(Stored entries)

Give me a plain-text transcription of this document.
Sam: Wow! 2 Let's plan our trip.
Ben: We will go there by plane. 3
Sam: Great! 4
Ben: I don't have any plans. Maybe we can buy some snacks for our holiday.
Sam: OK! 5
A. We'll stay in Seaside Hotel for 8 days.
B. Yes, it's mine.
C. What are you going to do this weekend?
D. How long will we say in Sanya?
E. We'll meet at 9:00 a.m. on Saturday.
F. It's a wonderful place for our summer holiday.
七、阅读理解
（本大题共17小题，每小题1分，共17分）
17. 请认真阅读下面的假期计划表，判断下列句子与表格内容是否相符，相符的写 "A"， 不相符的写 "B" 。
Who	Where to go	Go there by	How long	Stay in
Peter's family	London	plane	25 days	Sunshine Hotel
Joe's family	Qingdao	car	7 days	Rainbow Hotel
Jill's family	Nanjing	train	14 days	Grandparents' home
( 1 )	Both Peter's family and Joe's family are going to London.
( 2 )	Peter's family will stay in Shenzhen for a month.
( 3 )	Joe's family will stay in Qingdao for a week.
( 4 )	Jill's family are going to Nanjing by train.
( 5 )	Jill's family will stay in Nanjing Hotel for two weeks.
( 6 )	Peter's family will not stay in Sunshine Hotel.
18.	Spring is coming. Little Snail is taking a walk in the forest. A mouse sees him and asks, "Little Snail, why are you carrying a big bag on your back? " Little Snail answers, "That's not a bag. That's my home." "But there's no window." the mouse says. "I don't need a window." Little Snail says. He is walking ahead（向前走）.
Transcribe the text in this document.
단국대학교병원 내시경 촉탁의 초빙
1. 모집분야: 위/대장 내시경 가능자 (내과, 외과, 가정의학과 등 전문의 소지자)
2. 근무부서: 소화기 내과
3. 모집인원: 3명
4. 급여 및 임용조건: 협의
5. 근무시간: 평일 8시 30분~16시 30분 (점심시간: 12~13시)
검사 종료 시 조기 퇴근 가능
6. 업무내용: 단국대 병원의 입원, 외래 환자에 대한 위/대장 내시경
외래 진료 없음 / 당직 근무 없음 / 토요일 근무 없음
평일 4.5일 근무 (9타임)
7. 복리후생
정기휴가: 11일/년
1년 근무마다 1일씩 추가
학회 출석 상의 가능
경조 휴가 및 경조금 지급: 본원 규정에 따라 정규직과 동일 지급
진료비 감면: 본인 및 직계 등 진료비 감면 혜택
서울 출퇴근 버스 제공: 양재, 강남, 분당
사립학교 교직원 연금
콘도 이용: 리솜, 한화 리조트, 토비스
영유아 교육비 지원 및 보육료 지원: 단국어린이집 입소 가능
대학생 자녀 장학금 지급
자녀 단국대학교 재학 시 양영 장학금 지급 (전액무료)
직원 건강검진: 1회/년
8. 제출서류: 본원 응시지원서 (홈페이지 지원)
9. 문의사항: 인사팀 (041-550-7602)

*Exercise task*
Repeat all the entries word for word.

*Solved exercise*
Give me a plain-text transcription of this document.
Sam: Wow! 2 Let's plan our trip.
Ben: We will go there by plane. 3
Sam: Great! 4
Ben: I don't have any plans. Maybe we can buy some snacks for our holiday.
Sam: OK! 5
A. We'll stay in Seaside Hotel for 8 days.
B. Yes, it's mine.
C. What are you going to do this weekend?
D. How long will we say in Sanya?
E. We'll meet at 9:00 a.m. on Saturday.
F. It's a wonderful place for our summer holiday.
七、阅读理解
（本大题共17小题，每小题1分，共17分）
17. 请认真阅读下面的假期计划表，判断下列句子与表格内容是否相符，相符的写 "A"， 不相符的写 "B" 。
Who	Where to go	Go there by	How long	Stay in
Peter's family	London	plane	25 days	Sunshine Hotel
Joe's family	Qingdao	car	7 days	Rainbow Hotel
Jill's family	Nanjing	train	14 days	Grandparents' home
( 1 )	Both Peter's family and Joe's family are going to London.
( 2 )	Peter's family will stay in Shenzhen for a month.
( 3 )	Joe's family will stay in Qingdao for a week.
( 4 )	Jill's family are going to Nanjing by train.
( 5 )	Jill's family will stay in Nanjing Hotel for two weeks.
( 6 )	Peter's family will not stay in Sunshine Hotel.
18.	Spring is coming. Little Snail is taking a walk in the forest. A mouse sees him and asks, "Little Snail, why are you carrying a big bag on your back? " Little Snail answers, "That's not a bag. That's my home." "But there's no window." the mouse says. "I don't need a window." Little Snail says. He is walking ahead（向前走）.
Transcribe the text in this document.
단국대학교병원 내시경 촉탁의 초빙
1. 모집분야: 위/대장 내시경 가능자 (내과, 외과, 가정의학과 등 전문의 소지자)
2. 근무부서: 소화기 내과
3. 모집인원: 3명
4. 급여 및 임용조건: 협의
5. 근무시간: 평일 8시 30분~16시 30분 (점심시간: 12~13시)
검사 종료 시 조기 퇴근 가능
6. 업무내용: 단국대 병원의 입원, 외래 환자에 대한 위/대장 내시경
외래 진료 없음 / 당직 근무 없음 / 토요일 근무 없음
평일 4.5일 근무 (9타임)
7. 복리후생
정기휴가: 11일/년
1년 근무마다 1일씩 추가
학회 출석 상의 가능
경조 휴가 및 경조금 지급: 본원 규정에 따라 정규직과 동일 지급
진료비 감면: 본인 및 직계 등 진료비 감면 혜택
서울 출퇴근 버스 제공: 양재, 강남, 분당
사립학교 교직원 연금
콘도 이용: 리솜, 한화 리조트, 토비스
영유아 교육비 지원 및 보육료 지원: 단국어린이집 입소 가능
대학생 자녀 장학금 지급
자녀 단국대학교 재학 시 양영 장학금 지급 (전액무료)
직원 건강검진: 1회/년
8. 제출서류: 본원 응시지원서 (홈페이지 지원)
9. 문의사항: 인사팀 (041-550-7602)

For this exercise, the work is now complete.